What you should do - Return the material exactly as supplied, apart from the pictures, which are omitted.

Given information -
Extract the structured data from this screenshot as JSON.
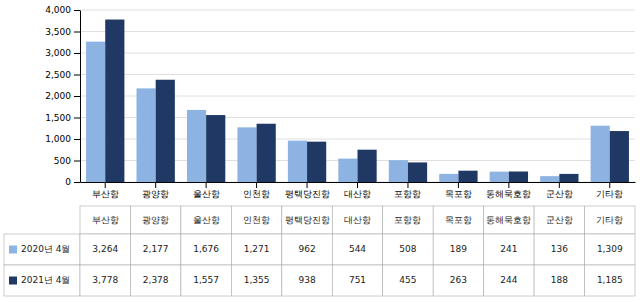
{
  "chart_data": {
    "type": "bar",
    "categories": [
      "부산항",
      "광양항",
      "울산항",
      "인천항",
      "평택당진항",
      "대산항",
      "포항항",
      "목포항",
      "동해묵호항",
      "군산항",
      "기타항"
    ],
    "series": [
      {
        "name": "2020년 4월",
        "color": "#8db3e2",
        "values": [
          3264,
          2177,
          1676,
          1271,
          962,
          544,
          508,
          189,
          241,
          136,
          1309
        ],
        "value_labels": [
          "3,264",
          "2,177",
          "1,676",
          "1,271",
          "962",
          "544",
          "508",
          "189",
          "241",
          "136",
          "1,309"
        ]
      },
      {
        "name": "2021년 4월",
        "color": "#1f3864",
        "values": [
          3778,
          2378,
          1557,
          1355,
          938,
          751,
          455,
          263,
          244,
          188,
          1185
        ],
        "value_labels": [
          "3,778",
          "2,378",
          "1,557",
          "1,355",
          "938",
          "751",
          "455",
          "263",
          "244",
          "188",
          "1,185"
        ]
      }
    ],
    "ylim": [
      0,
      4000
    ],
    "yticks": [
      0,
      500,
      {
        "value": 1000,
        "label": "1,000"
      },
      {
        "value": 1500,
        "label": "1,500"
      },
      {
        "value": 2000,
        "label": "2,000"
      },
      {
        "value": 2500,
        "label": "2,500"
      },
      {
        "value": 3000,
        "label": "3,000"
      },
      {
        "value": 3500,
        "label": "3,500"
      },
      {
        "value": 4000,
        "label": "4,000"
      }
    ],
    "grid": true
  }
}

Exercise result -
Extract the structured data from this screenshot as JSON.
{
  "chart_data": {
    "type": "bar",
    "categories": [
      "부산항",
      "광양항",
      "울산항",
      "인천항",
      "평택당진항",
      "대산항",
      "포항항",
      "목포항",
      "동해묵호항",
      "군산항",
      "기타항"
    ],
    "series": [
      {
        "name": "2020년 4월",
        "color": "#8db3e2",
        "values": [
          3264,
          2177,
          1676,
          1271,
          962,
          544,
          508,
          189,
          241,
          136,
          1309
        ],
        "value_labels": [
          "3,264",
          "2,177",
          "1,676",
          "1,271",
          "962",
          "544",
          "508",
          "189",
          "241",
          "136",
          "1,309"
        ]
      },
      {
        "name": "2021년 4월",
        "color": "#1f3864",
        "values": [
          3778,
          2378,
          1557,
          1355,
          938,
          751,
          455,
          263,
          244,
          188,
          1185
        ],
        "value_labels": [
          "3,778",
          "2,378",
          "1,557",
          "1,355",
          "938",
          "751",
          "455",
          "263",
          "244",
          "188",
          "1,185"
        ]
      }
    ],
    "ylim": [
      0,
      4000
    ],
    "yticks": [
      0,
      500,
      {
        "value": 1000,
        "label": "1,000"
      },
      {
        "value": 1500,
        "label": "1,500"
      },
      {
        "value": 2000,
        "label": "2,000"
      },
      {
        "value": 2500,
        "label": "2,500"
      },
      {
        "value": 3000,
        "label": "3,000"
      },
      {
        "value": 3500,
        "label": "3,500"
      },
      {
        "value": 4000,
        "label": "4,000"
      }
    ],
    "grid": true
  }
}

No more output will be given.